::: Material to process

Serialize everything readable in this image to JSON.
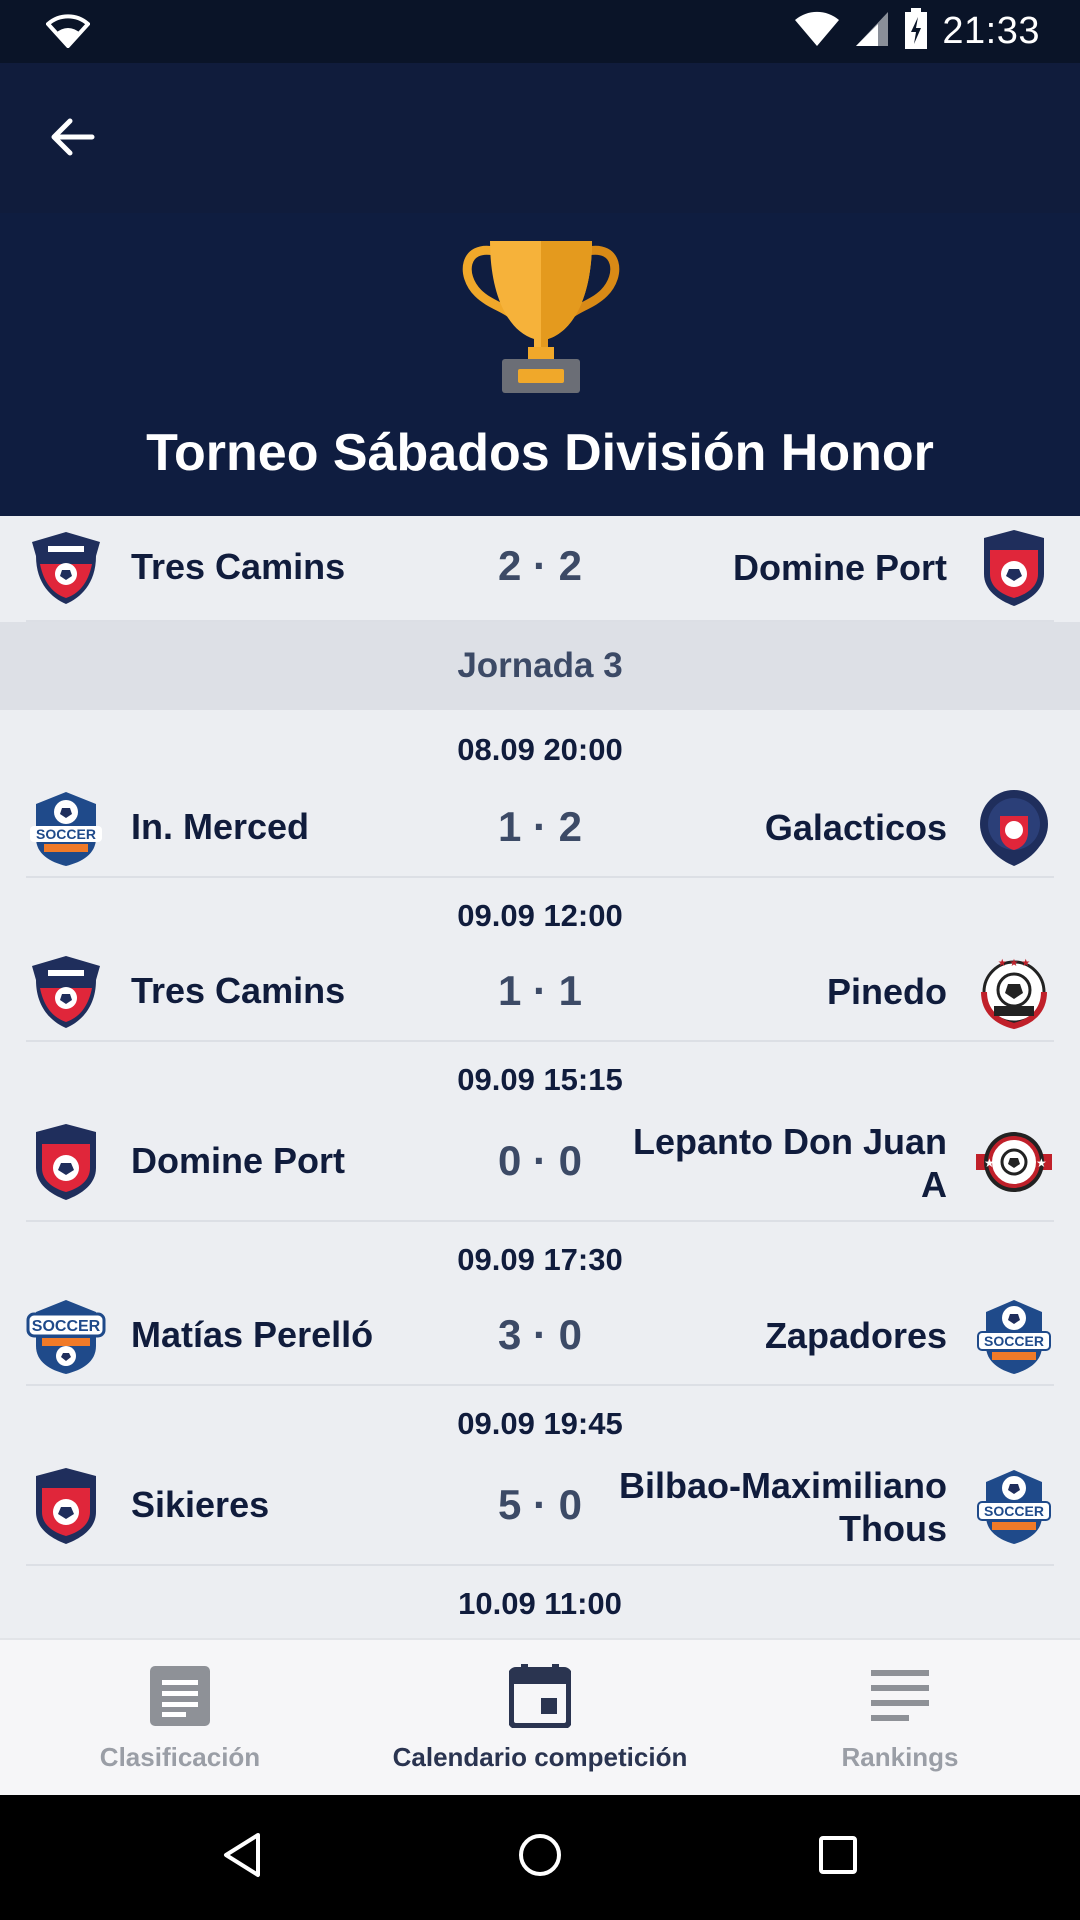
{
  "status_bar": {
    "time": "21:33"
  },
  "header": {
    "title": "Torneo Sábados División Honor"
  },
  "first_match": {
    "home": "Tres Camins",
    "score": "2 · 2",
    "away": "Domine Port"
  },
  "round": {
    "label": "Jornada 3"
  },
  "matches": [
    {
      "date": "08.09 20:00",
      "home": "In. Merced",
      "score": "1 · 2",
      "away": "Galacticos"
    },
    {
      "date": "09.09 12:00",
      "home": "Tres Camins",
      "score": "1 · 1",
      "away": "Pinedo"
    },
    {
      "date": "09.09 15:15",
      "home": "Domine Port",
      "score": "0 · 0",
      "away": "Lepanto Don Juan A"
    },
    {
      "date": "09.09 17:30",
      "home": "Matías Perelló",
      "score": "3 · 0",
      "away": "Zapadores"
    },
    {
      "date": "09.09 19:45",
      "home": "Sikieres",
      "score": "5 · 0",
      "away": "Bilbao-Maximiliano Thous"
    },
    {
      "date": "10.09 11:00"
    }
  ],
  "bottom_nav": {
    "items": [
      {
        "label": "Clasificación",
        "icon": "document-icon",
        "active": false
      },
      {
        "label": "Calendario competición",
        "icon": "calendar-icon",
        "active": true
      },
      {
        "label": "Rankings",
        "icon": "list-icon",
        "active": false
      }
    ]
  },
  "colors": {
    "app_bar": "#101c3c",
    "header": "#0f1d40",
    "accent_gold": "#f0a82a",
    "text_dark": "#101c3c"
  }
}
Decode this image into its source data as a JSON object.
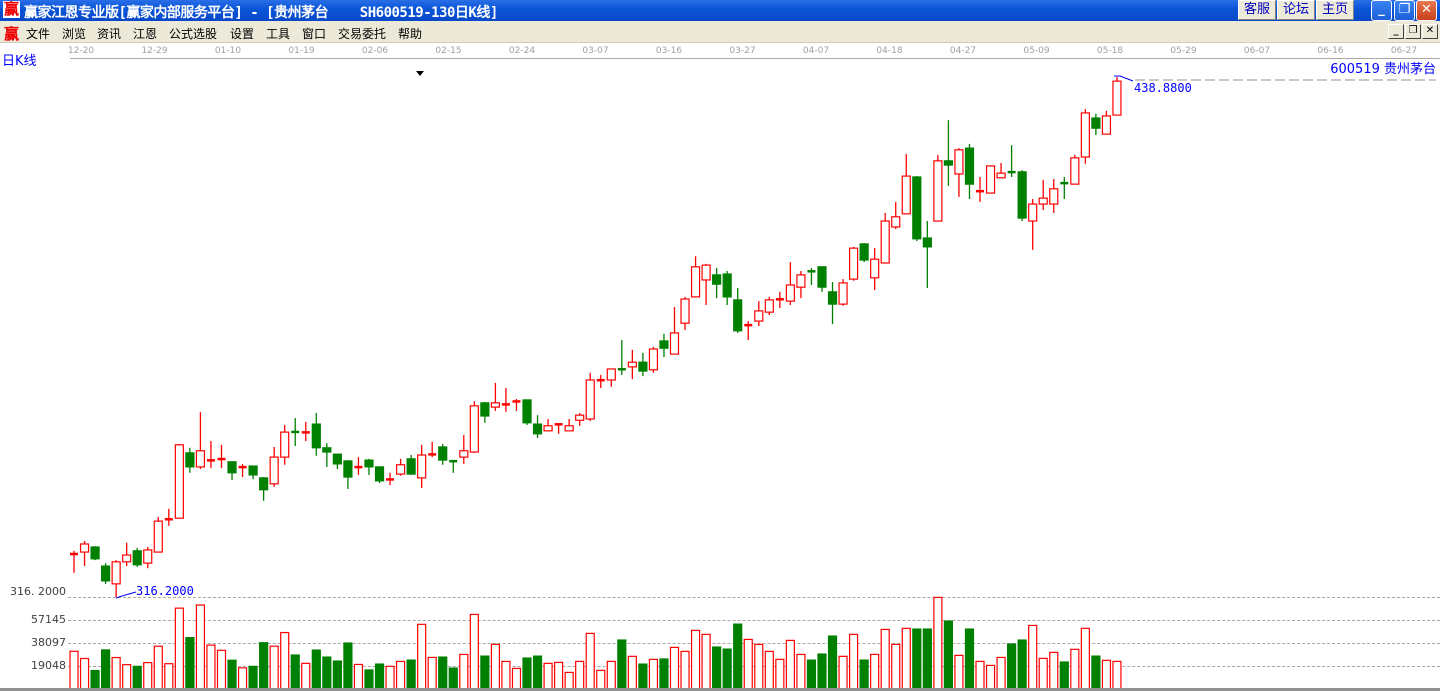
{
  "window": {
    "app_icon": "赢",
    "title": "赢家江恩专业版[赢家内部服务平台] - [贵州茅台    SH600519-130日K线]",
    "top_buttons": [
      "客服",
      "论坛",
      "主页"
    ],
    "controls": {
      "minimize": "minimize-icon",
      "restore": "restore-icon",
      "close": "close-icon"
    }
  },
  "menu": {
    "icon": "赢",
    "items": [
      "文件",
      "浏览",
      "资讯",
      "江恩",
      "公式选股",
      "设置",
      "工具",
      "窗口",
      "交易委托",
      "帮助"
    ]
  },
  "chart": {
    "period_label": "日K线",
    "stock_label": "600519 贵州茅台",
    "date_labels": [
      "12-20",
      "12-29",
      "01-10",
      "01-19",
      "02-06",
      "02-15",
      "02-24",
      "03-07",
      "03-16",
      "03-27",
      "04-07",
      "04-18",
      "04-27",
      "05-09",
      "05-18",
      "05-29",
      "06-07",
      "06-16",
      "06-27"
    ],
    "high_marker": "438.8800",
    "low_marker": "316.2000",
    "price_axis_label": "316. 2000",
    "volume_axis_labels": [
      "57145",
      "38097",
      "19048"
    ],
    "colors": {
      "up": "#FF0000",
      "down": "#008000",
      "marker": "#0000FF"
    }
  },
  "chart_data": {
    "type": "candlestick",
    "ohlc_order": [
      "open",
      "high",
      "low",
      "close"
    ],
    "price_range": [
      316.2,
      438.88
    ],
    "volume_ticks": [
      19048,
      38097,
      57145,
      76193
    ],
    "candles": [
      [
        326.2,
        327.1,
        321.9,
        326.4
      ],
      [
        326.8,
        329.4,
        323.5,
        328.7
      ],
      [
        328.0,
        328.2,
        324.9,
        325.2
      ],
      [
        323.5,
        324.2,
        319.3,
        320.0
      ],
      [
        319.3,
        324.9,
        316.2,
        324.5
      ],
      [
        324.5,
        329.0,
        323.5,
        326.1
      ],
      [
        327.1,
        327.8,
        323.3,
        323.8
      ],
      [
        324.2,
        328.0,
        323.0,
        327.3
      ],
      [
        326.8,
        335.1,
        326.8,
        334.1
      ],
      [
        334.5,
        337.0,
        333.0,
        334.6
      ],
      [
        334.8,
        352.3,
        334.8,
        352.1
      ],
      [
        350.2,
        351.4,
        345.5,
        346.9
      ],
      [
        346.9,
        359.8,
        346.4,
        350.7
      ],
      [
        348.1,
        353.0,
        346.6,
        348.5
      ],
      [
        348.7,
        352.1,
        346.6,
        348.8
      ],
      [
        348.1,
        348.1,
        343.8,
        345.5
      ],
      [
        346.8,
        347.6,
        344.5,
        346.9
      ],
      [
        347.1,
        347.1,
        344.0,
        345.0
      ],
      [
        344.3,
        344.5,
        338.9,
        341.5
      ],
      [
        342.9,
        351.6,
        342.2,
        349.2
      ],
      [
        349.2,
        356.8,
        347.4,
        355.1
      ],
      [
        355.2,
        358.4,
        351.8,
        355.1
      ],
      [
        355.0,
        357.5,
        353.0,
        355.1
      ],
      [
        357.0,
        359.6,
        349.5,
        351.4
      ],
      [
        351.4,
        352.5,
        346.9,
        350.4
      ],
      [
        349.9,
        349.9,
        346.4,
        347.6
      ],
      [
        348.3,
        348.5,
        341.7,
        344.5
      ],
      [
        346.4,
        349.2,
        345.0,
        346.9
      ],
      [
        348.5,
        348.8,
        345.0,
        346.9
      ],
      [
        346.9,
        346.9,
        343.1,
        343.6
      ],
      [
        343.9,
        345.5,
        342.6,
        344.0
      ],
      [
        345.2,
        348.8,
        344.8,
        347.4
      ],
      [
        348.8,
        349.7,
        345.0,
        345.2
      ],
      [
        344.3,
        352.1,
        341.9,
        349.7
      ],
      [
        349.8,
        352.8,
        349.2,
        349.9
      ],
      [
        351.6,
        352.3,
        347.4,
        348.5
      ],
      [
        348.3,
        348.3,
        345.5,
        348.2
      ],
      [
        349.2,
        354.4,
        347.6,
        350.7
      ],
      [
        350.4,
        362.4,
        350.2,
        361.3
      ],
      [
        362.0,
        362.2,
        357.3,
        358.9
      ],
      [
        361.0,
        366.7,
        360.1,
        362.0
      ],
      [
        361.3,
        365.5,
        359.9,
        361.7
      ],
      [
        362.3,
        362.9,
        360.1,
        362.4
      ],
      [
        362.7,
        362.7,
        356.8,
        357.3
      ],
      [
        357.0,
        359.1,
        353.7,
        354.7
      ],
      [
        355.4,
        358.2,
        355.4,
        356.6
      ],
      [
        356.9,
        357.0,
        354.7,
        357.0
      ],
      [
        355.4,
        358.2,
        355.4,
        356.6
      ],
      [
        357.9,
        359.6,
        356.6,
        359.1
      ],
      [
        358.2,
        369.1,
        357.7,
        367.4
      ],
      [
        367.3,
        368.6,
        365.5,
        367.4
      ],
      [
        367.4,
        370.0,
        365.8,
        370.0
      ],
      [
        370.0,
        376.8,
        368.6,
        369.9
      ],
      [
        370.5,
        374.5,
        367.6,
        371.6
      ],
      [
        371.6,
        373.8,
        368.3,
        369.5
      ],
      [
        369.8,
        375.2,
        369.1,
        374.7
      ],
      [
        376.6,
        378.3,
        372.8,
        374.9
      ],
      [
        373.5,
        384.6,
        373.5,
        378.5
      ],
      [
        380.8,
        387.0,
        379.2,
        386.5
      ],
      [
        387.0,
        396.6,
        387.0,
        394.1
      ],
      [
        391.0,
        394.8,
        385.1,
        394.5
      ],
      [
        392.2,
        393.8,
        386.7,
        390.0
      ],
      [
        392.4,
        393.1,
        385.1,
        387.0
      ],
      [
        386.3,
        389.1,
        378.5,
        379.0
      ],
      [
        380.3,
        381.3,
        376.8,
        380.4
      ],
      [
        381.3,
        386.0,
        380.1,
        383.7
      ],
      [
        383.4,
        387.0,
        382.7,
        386.3
      ],
      [
        386.4,
        388.2,
        384.4,
        386.5
      ],
      [
        386.0,
        395.2,
        385.1,
        389.8
      ],
      [
        389.3,
        393.1,
        386.7,
        392.2
      ],
      [
        393.1,
        393.8,
        389.8,
        393.0
      ],
      [
        394.1,
        394.1,
        388.2,
        389.3
      ],
      [
        388.2,
        390.5,
        380.6,
        385.3
      ],
      [
        385.3,
        391.2,
        384.9,
        390.3
      ],
      [
        391.2,
        398.8,
        390.8,
        398.5
      ],
      [
        399.5,
        399.7,
        395.2,
        395.7
      ],
      [
        391.5,
        398.5,
        388.6,
        395.9
      ],
      [
        395.0,
        406.8,
        395.0,
        404.9
      ],
      [
        403.5,
        409.4,
        403.0,
        405.9
      ],
      [
        406.6,
        420.7,
        406.6,
        415.5
      ],
      [
        415.3,
        415.5,
        400.2,
        400.7
      ],
      [
        400.9,
        404.9,
        389.1,
        398.8
      ],
      [
        404.9,
        420.5,
        404.9,
        419.1
      ],
      [
        419.1,
        428.7,
        413.2,
        418.1
      ],
      [
        416.0,
        422.1,
        410.6,
        421.7
      ],
      [
        422.1,
        423.1,
        410.1,
        413.6
      ],
      [
        411.9,
        415.3,
        409.4,
        412.0
      ],
      [
        411.5,
        417.9,
        411.5,
        417.9
      ],
      [
        415.1,
        418.6,
        415.1,
        416.2
      ],
      [
        416.5,
        422.8,
        415.3,
        416.4
      ],
      [
        416.5,
        416.9,
        404.9,
        405.6
      ],
      [
        404.9,
        410.1,
        398.1,
        408.9
      ],
      [
        408.9,
        414.6,
        407.5,
        410.3
      ],
      [
        408.9,
        414.8,
        406.8,
        412.5
      ],
      [
        413.9,
        415.3,
        410.1,
        413.8
      ],
      [
        413.6,
        420.5,
        413.6,
        419.8
      ],
      [
        420.0,
        431.3,
        418.4,
        430.4
      ],
      [
        429.2,
        430.2,
        425.2,
        426.8
      ],
      [
        425.4,
        430.9,
        425.4,
        429.7
      ],
      [
        429.9,
        438.88,
        429.9,
        437.9
      ]
    ],
    "volumes": [
      31000,
      25000,
      15050,
      32100,
      25800,
      19900,
      18500,
      21600,
      35200,
      20700,
      66700,
      42300,
      69300,
      36100,
      31800,
      23600,
      17300,
      18500,
      38100,
      35200,
      46500,
      27900,
      21000,
      32000,
      26200,
      22900,
      37800,
      20100,
      15500,
      20400,
      18500,
      22600,
      23700,
      53300,
      25900,
      26200,
      17100,
      28400,
      61500,
      27000,
      36700,
      22600,
      16800,
      25400,
      27000,
      21000,
      21800,
      13500,
      22600,
      45800,
      15200,
      22600,
      40300,
      26800,
      20400,
      24300,
      24600,
      34200,
      30900,
      48300,
      45000,
      34500,
      32800,
      53500,
      40800,
      36700,
      30900,
      24300,
      40000,
      28400,
      23700,
      28700,
      43600,
      26800,
      45000,
      23700,
      28400,
      49100,
      36700,
      50000,
      49400,
      49400,
      75600,
      56000,
      27600,
      49400,
      22600,
      19300,
      25900,
      37000,
      40300,
      52400,
      25100,
      30100,
      22100,
      32600,
      50000,
      27000,
      23500,
      22600
    ]
  }
}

::::::

## Task statement
In the records above, locate every line with the string "this" and copy it.

## Response below
Serialize everything readable in this image to JSON.
Decode this image into its source data as a JSON object.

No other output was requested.